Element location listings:
** START **

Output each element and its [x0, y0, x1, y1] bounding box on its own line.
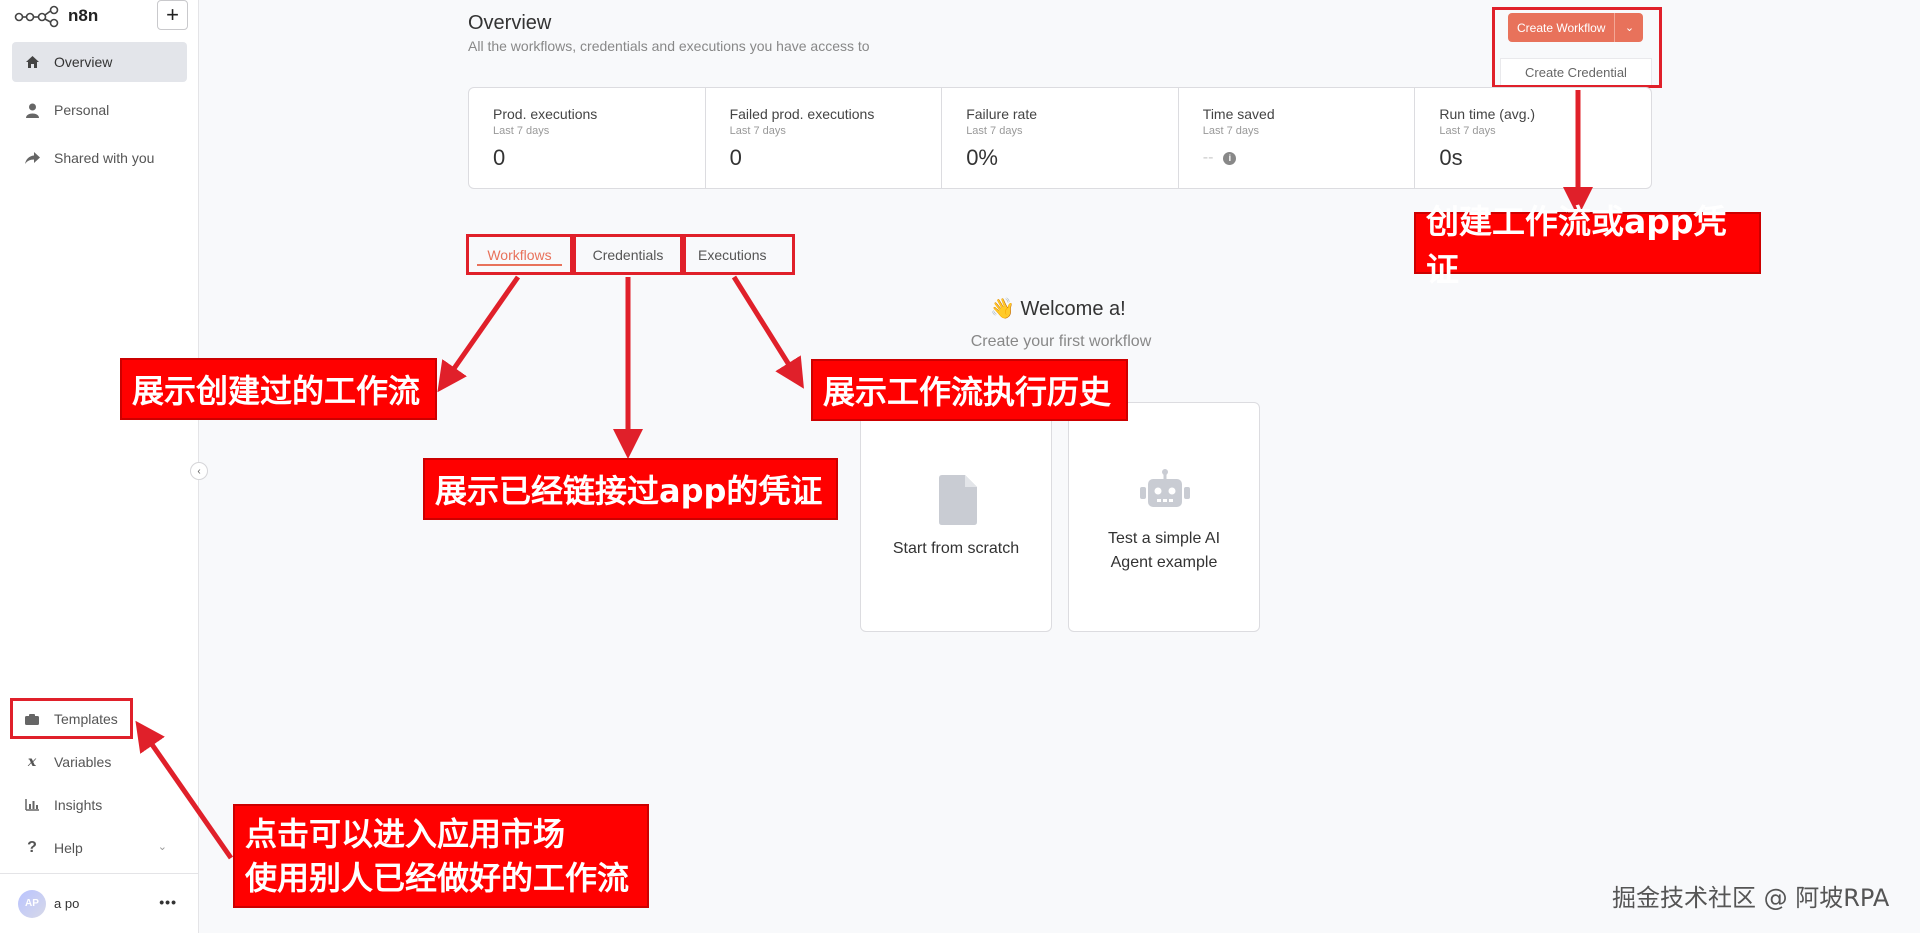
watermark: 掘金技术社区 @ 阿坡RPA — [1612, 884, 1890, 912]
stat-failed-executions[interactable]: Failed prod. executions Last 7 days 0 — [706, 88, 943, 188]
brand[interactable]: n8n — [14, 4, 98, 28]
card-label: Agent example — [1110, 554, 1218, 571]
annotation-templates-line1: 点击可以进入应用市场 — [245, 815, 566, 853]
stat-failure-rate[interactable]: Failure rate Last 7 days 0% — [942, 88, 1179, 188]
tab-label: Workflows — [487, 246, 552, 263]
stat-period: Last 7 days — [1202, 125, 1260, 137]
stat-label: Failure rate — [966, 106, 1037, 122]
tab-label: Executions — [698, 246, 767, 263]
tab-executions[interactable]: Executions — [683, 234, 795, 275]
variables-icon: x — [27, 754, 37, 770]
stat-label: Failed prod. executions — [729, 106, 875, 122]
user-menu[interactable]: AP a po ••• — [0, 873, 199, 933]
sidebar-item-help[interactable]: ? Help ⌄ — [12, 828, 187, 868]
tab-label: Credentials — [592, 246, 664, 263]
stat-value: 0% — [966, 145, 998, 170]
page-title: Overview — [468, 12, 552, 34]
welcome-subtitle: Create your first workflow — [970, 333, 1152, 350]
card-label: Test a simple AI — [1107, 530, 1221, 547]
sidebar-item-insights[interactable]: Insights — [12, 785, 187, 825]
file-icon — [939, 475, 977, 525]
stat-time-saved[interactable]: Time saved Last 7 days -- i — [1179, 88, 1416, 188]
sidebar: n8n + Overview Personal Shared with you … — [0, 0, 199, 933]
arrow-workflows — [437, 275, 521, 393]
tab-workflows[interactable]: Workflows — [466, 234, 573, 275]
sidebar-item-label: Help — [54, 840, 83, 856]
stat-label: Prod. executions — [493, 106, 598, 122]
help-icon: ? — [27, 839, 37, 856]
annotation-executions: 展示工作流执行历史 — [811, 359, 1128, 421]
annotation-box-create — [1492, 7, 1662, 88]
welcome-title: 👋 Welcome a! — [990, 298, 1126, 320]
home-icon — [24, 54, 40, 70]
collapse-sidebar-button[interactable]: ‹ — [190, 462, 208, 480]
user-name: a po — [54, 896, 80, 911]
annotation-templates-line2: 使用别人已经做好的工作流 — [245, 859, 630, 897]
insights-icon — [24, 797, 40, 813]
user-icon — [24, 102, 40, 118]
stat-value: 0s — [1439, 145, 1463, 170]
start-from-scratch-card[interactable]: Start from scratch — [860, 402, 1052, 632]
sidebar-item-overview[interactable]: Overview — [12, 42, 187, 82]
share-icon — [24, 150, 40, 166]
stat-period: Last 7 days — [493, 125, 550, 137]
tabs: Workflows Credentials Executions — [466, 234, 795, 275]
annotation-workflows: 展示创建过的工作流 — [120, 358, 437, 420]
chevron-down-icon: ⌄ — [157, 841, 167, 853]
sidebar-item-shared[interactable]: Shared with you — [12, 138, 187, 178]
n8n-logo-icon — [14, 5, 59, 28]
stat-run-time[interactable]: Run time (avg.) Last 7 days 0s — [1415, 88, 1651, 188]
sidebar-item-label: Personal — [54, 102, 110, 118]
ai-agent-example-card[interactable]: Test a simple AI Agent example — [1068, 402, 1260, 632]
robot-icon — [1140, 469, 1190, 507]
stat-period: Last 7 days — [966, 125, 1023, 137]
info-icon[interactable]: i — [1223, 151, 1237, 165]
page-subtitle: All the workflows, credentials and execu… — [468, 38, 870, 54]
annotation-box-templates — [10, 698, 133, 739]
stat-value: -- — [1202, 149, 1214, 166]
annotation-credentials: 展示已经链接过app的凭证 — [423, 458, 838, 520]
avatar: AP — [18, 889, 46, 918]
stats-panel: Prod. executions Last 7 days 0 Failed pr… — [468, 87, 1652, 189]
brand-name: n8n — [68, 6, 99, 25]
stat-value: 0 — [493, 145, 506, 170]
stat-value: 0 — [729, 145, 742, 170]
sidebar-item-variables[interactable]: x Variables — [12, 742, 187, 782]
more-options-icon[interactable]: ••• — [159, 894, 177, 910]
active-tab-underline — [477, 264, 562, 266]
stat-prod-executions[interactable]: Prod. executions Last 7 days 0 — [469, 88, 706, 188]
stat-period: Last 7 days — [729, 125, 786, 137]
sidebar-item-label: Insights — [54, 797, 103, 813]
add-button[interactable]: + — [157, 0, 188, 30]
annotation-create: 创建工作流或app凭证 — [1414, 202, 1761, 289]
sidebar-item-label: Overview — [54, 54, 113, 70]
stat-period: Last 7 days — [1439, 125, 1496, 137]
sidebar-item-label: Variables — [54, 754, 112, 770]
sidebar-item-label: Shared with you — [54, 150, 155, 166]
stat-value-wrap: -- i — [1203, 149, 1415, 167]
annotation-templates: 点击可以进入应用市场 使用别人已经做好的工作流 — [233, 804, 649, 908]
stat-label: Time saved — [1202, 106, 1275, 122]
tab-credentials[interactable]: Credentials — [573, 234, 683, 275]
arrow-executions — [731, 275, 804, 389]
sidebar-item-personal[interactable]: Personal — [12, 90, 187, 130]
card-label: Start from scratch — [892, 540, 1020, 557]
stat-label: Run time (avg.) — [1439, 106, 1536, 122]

** END **
** START **

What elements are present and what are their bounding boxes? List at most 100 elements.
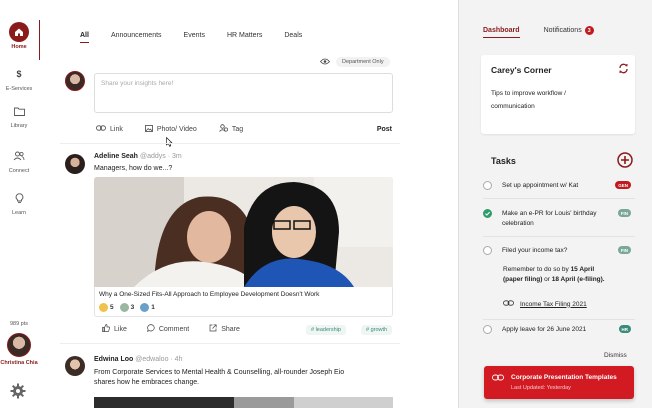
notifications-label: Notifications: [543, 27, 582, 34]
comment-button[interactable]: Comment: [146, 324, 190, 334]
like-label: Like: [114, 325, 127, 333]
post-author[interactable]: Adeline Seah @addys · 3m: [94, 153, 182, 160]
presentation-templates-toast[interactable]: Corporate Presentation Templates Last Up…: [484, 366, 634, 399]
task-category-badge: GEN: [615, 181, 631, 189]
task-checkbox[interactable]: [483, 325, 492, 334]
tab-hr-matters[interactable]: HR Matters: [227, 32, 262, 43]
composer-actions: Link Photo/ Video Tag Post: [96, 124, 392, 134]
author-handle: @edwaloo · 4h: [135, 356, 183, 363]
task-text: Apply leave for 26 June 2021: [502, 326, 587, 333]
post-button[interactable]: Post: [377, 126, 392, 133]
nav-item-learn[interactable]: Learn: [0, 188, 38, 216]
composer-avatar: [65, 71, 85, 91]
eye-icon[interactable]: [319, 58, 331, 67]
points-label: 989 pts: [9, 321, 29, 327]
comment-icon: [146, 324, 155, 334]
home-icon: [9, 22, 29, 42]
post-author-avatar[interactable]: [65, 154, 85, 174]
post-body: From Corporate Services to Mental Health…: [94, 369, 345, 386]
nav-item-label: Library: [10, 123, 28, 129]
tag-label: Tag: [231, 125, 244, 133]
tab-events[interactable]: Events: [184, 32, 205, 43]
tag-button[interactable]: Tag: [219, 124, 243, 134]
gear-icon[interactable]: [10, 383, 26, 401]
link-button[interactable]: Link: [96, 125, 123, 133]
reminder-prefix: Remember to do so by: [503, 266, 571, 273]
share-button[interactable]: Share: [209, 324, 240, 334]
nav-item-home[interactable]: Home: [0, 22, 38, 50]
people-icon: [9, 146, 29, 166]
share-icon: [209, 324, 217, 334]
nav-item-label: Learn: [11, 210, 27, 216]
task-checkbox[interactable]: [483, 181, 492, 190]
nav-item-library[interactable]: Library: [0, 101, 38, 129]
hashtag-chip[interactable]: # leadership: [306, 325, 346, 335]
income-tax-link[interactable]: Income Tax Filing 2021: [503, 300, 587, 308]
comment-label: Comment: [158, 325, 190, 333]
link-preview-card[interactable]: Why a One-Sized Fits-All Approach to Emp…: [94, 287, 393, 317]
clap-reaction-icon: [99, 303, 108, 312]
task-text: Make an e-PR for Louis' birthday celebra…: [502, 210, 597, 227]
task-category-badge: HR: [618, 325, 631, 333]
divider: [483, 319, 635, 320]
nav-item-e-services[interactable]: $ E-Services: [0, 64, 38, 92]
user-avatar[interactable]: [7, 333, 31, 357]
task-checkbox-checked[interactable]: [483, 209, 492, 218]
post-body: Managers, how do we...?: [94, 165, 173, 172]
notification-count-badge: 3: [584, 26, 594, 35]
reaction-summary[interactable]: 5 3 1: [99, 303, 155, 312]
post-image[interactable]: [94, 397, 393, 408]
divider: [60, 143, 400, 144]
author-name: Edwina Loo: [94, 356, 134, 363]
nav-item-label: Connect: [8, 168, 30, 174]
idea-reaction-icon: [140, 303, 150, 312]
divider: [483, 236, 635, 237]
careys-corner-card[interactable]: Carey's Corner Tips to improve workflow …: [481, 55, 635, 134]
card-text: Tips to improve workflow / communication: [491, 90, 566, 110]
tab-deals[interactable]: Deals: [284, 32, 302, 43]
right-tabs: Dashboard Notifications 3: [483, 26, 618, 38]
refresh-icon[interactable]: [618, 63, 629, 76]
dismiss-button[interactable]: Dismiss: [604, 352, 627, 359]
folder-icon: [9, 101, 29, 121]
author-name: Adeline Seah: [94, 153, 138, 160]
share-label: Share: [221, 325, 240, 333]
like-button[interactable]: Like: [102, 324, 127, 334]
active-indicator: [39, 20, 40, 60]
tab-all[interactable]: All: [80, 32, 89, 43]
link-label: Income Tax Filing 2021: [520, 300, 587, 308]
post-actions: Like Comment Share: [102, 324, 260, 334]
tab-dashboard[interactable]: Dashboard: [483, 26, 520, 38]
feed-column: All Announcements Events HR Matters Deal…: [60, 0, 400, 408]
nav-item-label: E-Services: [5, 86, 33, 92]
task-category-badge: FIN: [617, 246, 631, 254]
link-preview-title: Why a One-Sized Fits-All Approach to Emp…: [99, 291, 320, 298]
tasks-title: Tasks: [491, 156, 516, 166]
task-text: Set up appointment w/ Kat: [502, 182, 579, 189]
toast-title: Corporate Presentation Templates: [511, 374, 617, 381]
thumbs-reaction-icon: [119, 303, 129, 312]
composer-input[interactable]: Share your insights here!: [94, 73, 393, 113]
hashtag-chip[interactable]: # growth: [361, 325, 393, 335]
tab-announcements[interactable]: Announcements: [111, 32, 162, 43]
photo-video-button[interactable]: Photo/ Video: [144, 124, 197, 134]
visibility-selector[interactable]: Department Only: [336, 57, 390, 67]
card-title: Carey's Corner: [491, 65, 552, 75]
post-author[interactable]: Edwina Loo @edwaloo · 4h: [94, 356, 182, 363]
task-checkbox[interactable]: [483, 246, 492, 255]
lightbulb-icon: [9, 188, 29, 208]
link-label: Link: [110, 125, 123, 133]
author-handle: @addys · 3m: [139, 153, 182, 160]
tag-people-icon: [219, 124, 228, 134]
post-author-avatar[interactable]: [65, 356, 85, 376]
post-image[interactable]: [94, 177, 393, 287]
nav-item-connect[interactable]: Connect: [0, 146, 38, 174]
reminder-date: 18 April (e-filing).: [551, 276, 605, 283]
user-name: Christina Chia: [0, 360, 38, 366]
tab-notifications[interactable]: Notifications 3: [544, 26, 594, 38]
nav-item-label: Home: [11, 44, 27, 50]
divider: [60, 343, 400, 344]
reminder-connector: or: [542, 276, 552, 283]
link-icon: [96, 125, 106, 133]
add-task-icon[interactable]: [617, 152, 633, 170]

** END **

== WRITTEN EXERCISE ==
Echo the stretch of rows from the line containing "watermark: 掘金技术社区 @" through the line containing "user-menu[interactable]: AP a", both included, and nothing else.

== WORKED SOLUTION ==
watermark: 掘金技术社区 @ 阿坡RPA — [1612, 884, 1890, 912]
stat-failed-executions[interactable]: Failed prod. executions Last 7 days 0 — [706, 88, 943, 188]
brand[interactable]: n8n — [14, 4, 98, 28]
card-label: Agent example — [1110, 554, 1218, 571]
annotation-templates-line1: 点击可以进入应用市场 — [245, 815, 566, 853]
stat-failure-rate[interactable]: Failure rate Last 7 days 0% — [942, 88, 1179, 188]
tab-label: Workflows — [487, 246, 552, 263]
stat-period: Last 7 days — [1202, 125, 1260, 137]
stat-label: Failure rate — [966, 106, 1037, 122]
tab-label: Executions — [698, 246, 767, 263]
tab-executions[interactable]: Executions — [683, 234, 795, 275]
variables-icon: x — [27, 754, 37, 770]
stat-label: Failed prod. executions — [729, 106, 875, 122]
user-menu[interactable]: AP a po ••• — [0, 873, 199, 933]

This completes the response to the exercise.